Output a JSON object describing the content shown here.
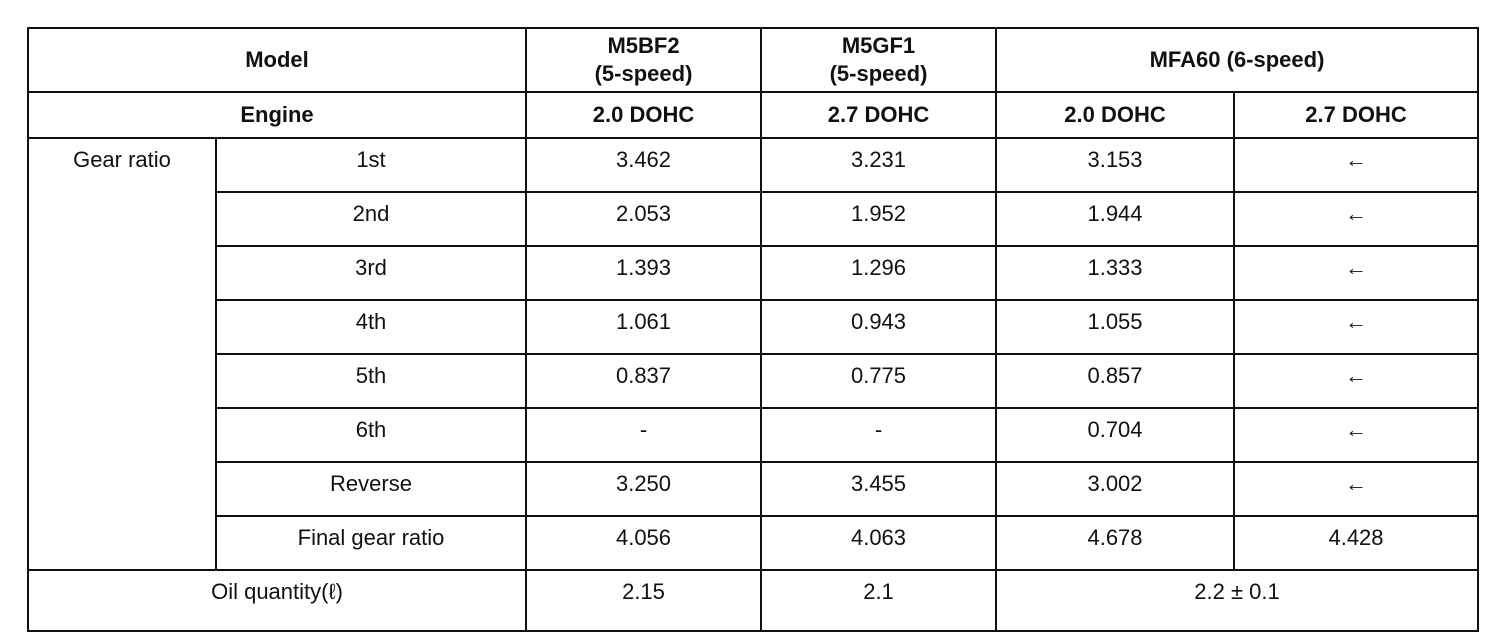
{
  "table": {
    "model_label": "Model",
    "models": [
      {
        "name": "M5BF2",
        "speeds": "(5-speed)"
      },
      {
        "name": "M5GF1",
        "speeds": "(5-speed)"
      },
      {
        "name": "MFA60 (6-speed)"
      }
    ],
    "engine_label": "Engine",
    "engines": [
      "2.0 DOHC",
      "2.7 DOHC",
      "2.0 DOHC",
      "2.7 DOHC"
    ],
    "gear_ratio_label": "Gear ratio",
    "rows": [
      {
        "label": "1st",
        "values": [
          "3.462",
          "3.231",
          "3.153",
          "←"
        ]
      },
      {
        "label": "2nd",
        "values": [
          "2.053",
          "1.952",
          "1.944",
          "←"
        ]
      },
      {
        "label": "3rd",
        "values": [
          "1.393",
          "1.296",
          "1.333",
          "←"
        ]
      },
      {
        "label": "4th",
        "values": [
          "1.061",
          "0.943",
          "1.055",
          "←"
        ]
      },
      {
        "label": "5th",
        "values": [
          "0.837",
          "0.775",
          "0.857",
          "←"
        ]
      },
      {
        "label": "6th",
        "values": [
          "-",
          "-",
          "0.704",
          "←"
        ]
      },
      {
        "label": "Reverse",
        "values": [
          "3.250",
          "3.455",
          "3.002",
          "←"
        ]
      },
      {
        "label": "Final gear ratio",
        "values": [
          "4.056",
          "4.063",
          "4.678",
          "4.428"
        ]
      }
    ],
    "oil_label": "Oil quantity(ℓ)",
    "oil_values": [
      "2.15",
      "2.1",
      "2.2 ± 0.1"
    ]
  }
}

▶ [YOUR INSTRUCTIONS] Above are the records; copy every line in them that holds the word "ratio".

▶ [RIGHT ANSWER]
    "gear_ratio_label": "Gear ratio",
        "label": "Final gear ratio",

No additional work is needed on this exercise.